[WORK TO BE COMPLETED]:
Look through the records below, and copy out every line that holds the string "Quality".

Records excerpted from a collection
start

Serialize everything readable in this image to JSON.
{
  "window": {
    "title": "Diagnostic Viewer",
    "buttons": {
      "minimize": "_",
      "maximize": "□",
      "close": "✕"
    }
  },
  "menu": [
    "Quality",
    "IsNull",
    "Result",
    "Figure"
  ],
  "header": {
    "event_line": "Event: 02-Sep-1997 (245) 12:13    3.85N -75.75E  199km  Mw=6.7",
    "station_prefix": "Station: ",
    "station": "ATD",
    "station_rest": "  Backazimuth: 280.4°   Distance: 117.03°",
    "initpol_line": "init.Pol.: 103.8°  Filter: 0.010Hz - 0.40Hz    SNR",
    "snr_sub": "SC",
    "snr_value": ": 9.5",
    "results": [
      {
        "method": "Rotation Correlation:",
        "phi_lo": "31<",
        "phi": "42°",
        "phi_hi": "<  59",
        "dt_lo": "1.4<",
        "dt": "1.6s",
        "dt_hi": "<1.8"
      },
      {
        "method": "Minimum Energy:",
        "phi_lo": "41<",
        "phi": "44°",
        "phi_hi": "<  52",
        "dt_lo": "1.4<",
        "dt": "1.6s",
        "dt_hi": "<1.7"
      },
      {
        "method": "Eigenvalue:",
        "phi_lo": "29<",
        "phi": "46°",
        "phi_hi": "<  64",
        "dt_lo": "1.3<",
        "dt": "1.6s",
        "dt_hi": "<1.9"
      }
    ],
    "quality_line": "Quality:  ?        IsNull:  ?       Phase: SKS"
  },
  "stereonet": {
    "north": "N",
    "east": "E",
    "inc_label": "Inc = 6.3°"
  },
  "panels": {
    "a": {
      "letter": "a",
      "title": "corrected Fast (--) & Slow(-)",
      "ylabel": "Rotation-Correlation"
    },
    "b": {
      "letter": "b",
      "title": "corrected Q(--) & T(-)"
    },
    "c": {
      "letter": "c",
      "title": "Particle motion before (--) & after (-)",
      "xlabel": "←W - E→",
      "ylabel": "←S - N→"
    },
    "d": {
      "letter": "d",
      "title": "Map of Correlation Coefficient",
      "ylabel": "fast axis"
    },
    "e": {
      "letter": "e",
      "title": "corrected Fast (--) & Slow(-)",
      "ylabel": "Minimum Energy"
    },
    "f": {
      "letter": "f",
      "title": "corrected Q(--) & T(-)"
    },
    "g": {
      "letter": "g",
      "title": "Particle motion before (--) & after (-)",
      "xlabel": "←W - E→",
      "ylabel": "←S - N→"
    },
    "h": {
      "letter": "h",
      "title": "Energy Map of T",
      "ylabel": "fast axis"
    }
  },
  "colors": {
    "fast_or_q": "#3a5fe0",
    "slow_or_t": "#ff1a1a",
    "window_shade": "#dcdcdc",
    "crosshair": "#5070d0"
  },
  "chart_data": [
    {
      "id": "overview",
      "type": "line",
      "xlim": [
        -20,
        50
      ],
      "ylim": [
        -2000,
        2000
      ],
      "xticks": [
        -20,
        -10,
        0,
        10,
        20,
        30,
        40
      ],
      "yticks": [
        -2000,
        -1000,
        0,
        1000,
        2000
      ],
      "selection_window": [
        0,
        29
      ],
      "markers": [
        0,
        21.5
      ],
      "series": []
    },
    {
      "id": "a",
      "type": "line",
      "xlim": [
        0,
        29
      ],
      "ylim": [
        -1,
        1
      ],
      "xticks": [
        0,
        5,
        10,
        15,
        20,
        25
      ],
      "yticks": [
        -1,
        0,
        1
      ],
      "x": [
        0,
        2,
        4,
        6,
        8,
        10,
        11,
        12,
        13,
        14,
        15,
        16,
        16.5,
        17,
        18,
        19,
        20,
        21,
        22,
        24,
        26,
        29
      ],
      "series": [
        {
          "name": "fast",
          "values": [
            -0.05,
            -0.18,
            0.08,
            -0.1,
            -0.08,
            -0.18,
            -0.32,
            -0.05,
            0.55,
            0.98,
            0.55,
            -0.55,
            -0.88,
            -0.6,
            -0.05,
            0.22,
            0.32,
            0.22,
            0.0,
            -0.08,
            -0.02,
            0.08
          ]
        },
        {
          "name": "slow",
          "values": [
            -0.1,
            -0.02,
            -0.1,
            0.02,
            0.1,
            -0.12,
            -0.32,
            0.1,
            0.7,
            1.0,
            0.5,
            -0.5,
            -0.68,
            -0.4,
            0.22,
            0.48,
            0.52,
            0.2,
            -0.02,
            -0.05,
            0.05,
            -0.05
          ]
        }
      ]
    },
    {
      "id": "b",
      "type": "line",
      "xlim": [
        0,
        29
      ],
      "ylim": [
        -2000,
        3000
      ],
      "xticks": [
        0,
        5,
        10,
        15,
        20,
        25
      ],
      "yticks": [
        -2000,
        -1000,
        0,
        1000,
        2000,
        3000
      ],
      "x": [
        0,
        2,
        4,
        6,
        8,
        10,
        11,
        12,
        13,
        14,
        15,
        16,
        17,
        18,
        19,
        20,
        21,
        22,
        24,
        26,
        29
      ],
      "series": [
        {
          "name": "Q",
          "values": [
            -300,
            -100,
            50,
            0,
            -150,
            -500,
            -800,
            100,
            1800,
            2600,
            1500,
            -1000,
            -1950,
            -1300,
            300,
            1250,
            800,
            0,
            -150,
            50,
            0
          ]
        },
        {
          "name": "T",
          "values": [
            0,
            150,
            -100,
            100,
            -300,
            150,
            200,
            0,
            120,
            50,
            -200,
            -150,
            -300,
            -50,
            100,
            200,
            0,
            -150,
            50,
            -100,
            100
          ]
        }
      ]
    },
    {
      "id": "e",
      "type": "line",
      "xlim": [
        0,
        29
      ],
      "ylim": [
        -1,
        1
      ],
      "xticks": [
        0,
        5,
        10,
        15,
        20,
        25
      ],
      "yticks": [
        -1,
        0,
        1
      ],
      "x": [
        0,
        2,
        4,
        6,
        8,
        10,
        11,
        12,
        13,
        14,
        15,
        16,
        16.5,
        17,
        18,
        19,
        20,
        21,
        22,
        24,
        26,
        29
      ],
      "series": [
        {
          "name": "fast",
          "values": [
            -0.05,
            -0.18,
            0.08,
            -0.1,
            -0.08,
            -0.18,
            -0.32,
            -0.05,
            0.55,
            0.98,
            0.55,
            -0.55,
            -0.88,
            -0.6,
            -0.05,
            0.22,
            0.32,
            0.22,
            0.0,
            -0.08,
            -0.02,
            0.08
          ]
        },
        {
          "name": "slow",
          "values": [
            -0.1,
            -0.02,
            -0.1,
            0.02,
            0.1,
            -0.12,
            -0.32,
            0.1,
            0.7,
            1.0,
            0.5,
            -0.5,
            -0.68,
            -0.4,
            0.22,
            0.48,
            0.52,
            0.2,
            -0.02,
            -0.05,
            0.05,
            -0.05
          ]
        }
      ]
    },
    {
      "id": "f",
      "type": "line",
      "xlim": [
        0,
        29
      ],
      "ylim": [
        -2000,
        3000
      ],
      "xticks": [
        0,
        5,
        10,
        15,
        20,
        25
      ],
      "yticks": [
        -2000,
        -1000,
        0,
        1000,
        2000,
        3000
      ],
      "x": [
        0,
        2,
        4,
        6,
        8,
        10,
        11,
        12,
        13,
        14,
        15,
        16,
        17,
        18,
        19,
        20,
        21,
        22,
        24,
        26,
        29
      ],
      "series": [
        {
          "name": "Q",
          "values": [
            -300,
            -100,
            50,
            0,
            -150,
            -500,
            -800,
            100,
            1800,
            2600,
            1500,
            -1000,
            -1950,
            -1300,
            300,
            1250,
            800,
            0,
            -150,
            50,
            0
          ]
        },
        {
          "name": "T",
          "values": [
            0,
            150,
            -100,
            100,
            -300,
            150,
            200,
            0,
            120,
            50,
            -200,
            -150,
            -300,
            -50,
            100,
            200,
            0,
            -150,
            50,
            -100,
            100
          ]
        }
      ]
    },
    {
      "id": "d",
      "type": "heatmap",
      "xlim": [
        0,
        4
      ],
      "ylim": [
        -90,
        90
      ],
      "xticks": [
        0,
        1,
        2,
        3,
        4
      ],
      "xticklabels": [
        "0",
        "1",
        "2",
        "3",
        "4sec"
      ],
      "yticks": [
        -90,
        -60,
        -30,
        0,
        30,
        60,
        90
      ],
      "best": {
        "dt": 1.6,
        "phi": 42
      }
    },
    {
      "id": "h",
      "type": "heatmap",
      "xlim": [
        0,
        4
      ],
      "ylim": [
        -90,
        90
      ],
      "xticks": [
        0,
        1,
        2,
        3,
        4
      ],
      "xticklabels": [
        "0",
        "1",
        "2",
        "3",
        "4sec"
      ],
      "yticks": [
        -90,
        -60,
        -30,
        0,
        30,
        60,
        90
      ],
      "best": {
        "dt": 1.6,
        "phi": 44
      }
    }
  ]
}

end

[SOLUTION BELOW]:
    "Quality",
    "quality_line": "Quality:  ?        IsNull:  ?       Phase: SKS"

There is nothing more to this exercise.